>>>

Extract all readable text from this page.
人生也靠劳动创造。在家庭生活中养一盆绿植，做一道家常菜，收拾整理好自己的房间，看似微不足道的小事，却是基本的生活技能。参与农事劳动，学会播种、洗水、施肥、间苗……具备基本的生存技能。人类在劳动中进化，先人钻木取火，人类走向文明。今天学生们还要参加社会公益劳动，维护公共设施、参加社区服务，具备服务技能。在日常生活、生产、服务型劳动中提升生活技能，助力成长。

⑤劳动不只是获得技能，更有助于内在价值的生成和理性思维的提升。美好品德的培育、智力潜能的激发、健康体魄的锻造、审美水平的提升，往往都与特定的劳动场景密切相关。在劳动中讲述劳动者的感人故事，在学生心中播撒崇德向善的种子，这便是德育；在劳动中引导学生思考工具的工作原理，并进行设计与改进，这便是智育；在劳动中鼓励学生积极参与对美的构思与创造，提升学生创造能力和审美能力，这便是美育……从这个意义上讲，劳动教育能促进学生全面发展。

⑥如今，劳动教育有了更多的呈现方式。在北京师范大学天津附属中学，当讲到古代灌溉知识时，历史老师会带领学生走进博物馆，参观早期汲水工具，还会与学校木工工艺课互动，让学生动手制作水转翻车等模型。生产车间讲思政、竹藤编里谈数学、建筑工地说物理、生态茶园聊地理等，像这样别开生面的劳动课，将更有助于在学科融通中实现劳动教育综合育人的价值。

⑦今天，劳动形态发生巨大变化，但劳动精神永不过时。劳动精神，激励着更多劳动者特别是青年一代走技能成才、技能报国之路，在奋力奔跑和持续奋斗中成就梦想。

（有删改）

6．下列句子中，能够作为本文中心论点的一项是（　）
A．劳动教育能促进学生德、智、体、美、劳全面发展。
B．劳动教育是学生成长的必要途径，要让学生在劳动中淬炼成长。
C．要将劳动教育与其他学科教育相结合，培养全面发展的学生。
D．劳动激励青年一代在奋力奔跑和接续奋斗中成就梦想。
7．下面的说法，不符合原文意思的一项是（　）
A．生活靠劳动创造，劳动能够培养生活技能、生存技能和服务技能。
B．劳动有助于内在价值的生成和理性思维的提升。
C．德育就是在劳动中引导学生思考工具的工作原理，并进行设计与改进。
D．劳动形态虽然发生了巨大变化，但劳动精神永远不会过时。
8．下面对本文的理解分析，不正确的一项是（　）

<<<

== WHAT IS BEING ASKED ==
Read the entries and select each line where the word "并进行设计与改进" is found.

== PROBLEM SOLUTION ==
⑤劳动不只是获得技能，更有助于内在价值的生成和理性思维的提升。美好品德的培育、智力潜能的激发、健康体魄的锻造、审美水平的提升，往往都与特定的劳动场景密切相关。在劳动中讲述劳动者的感人故事，在学生心中播撒崇德向善的种子，这便是德育；在劳动中引导学生思考工具的工作原理，并进行设计与改进，这便是智育；在劳动中鼓励学生积极参与对美的构思与创造，提升学生创造能力和审美能力，这便是美育……从这个意义上讲，劳动教育能促进学生全面发展。
C．德育就是在劳动中引导学生思考工具的工作原理，并进行设计与改进。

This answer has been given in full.